SHORT EXERCISE
Return each line of the listing that contains the string "this".

Dataset entries
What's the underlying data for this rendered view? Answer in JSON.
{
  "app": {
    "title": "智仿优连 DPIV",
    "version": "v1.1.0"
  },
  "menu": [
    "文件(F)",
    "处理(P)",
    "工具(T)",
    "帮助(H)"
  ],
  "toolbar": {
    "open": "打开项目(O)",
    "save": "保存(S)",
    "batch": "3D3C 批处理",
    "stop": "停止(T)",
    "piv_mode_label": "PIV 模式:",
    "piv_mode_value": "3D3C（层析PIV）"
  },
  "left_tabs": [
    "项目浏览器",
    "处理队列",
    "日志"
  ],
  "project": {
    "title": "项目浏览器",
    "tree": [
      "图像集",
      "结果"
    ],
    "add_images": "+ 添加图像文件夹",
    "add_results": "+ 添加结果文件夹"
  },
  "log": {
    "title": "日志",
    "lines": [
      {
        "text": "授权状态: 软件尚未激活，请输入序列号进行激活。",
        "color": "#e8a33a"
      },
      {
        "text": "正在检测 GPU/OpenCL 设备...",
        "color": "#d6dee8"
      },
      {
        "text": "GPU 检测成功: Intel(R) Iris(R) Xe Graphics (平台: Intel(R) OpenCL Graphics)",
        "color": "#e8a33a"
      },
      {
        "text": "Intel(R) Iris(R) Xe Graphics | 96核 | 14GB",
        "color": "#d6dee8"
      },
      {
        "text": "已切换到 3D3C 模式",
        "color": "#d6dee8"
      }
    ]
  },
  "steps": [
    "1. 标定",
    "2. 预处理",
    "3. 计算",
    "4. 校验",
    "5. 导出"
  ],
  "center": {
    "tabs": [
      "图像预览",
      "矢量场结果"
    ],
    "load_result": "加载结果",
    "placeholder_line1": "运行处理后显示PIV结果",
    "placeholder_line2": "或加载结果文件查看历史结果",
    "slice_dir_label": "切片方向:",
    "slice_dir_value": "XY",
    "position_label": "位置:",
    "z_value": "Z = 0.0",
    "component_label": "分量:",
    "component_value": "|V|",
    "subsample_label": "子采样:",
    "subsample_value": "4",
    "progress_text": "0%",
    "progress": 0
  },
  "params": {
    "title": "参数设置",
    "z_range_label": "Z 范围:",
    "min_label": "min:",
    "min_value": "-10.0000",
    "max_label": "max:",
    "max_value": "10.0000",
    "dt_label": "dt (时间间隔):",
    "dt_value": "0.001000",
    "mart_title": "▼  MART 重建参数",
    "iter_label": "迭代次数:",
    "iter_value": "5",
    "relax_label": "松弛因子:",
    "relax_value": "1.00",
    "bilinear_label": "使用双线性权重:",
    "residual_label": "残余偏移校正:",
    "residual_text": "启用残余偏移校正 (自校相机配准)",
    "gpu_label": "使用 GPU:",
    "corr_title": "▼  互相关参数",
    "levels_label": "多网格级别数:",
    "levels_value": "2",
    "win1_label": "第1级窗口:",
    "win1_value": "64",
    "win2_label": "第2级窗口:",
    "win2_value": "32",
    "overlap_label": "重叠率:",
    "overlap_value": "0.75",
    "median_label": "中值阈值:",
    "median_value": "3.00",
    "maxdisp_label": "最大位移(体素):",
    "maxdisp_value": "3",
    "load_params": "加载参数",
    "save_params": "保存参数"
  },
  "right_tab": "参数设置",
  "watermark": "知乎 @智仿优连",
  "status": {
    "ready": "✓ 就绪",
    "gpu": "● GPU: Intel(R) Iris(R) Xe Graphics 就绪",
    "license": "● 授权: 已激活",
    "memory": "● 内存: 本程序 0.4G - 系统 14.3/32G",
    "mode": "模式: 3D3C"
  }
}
--
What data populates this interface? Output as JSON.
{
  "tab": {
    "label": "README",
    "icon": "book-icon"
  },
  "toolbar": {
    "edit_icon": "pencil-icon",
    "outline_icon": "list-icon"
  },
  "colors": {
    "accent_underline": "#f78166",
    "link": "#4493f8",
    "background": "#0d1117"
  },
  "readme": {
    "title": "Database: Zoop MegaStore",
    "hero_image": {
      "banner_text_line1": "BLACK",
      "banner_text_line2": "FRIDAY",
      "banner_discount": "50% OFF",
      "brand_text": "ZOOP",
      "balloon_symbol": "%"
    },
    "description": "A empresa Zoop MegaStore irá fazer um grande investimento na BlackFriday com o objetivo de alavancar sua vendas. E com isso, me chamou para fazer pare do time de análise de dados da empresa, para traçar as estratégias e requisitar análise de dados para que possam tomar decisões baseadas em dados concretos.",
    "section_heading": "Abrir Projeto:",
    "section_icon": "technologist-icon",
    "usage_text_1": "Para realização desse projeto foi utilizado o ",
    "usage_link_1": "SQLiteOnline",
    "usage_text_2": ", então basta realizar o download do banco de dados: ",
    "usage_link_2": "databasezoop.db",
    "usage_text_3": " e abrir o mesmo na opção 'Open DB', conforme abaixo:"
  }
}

FULL SOLUTION
What's the underlying data for this rendered view? Answer in JSON.
What data populates this interface? Output as JSON.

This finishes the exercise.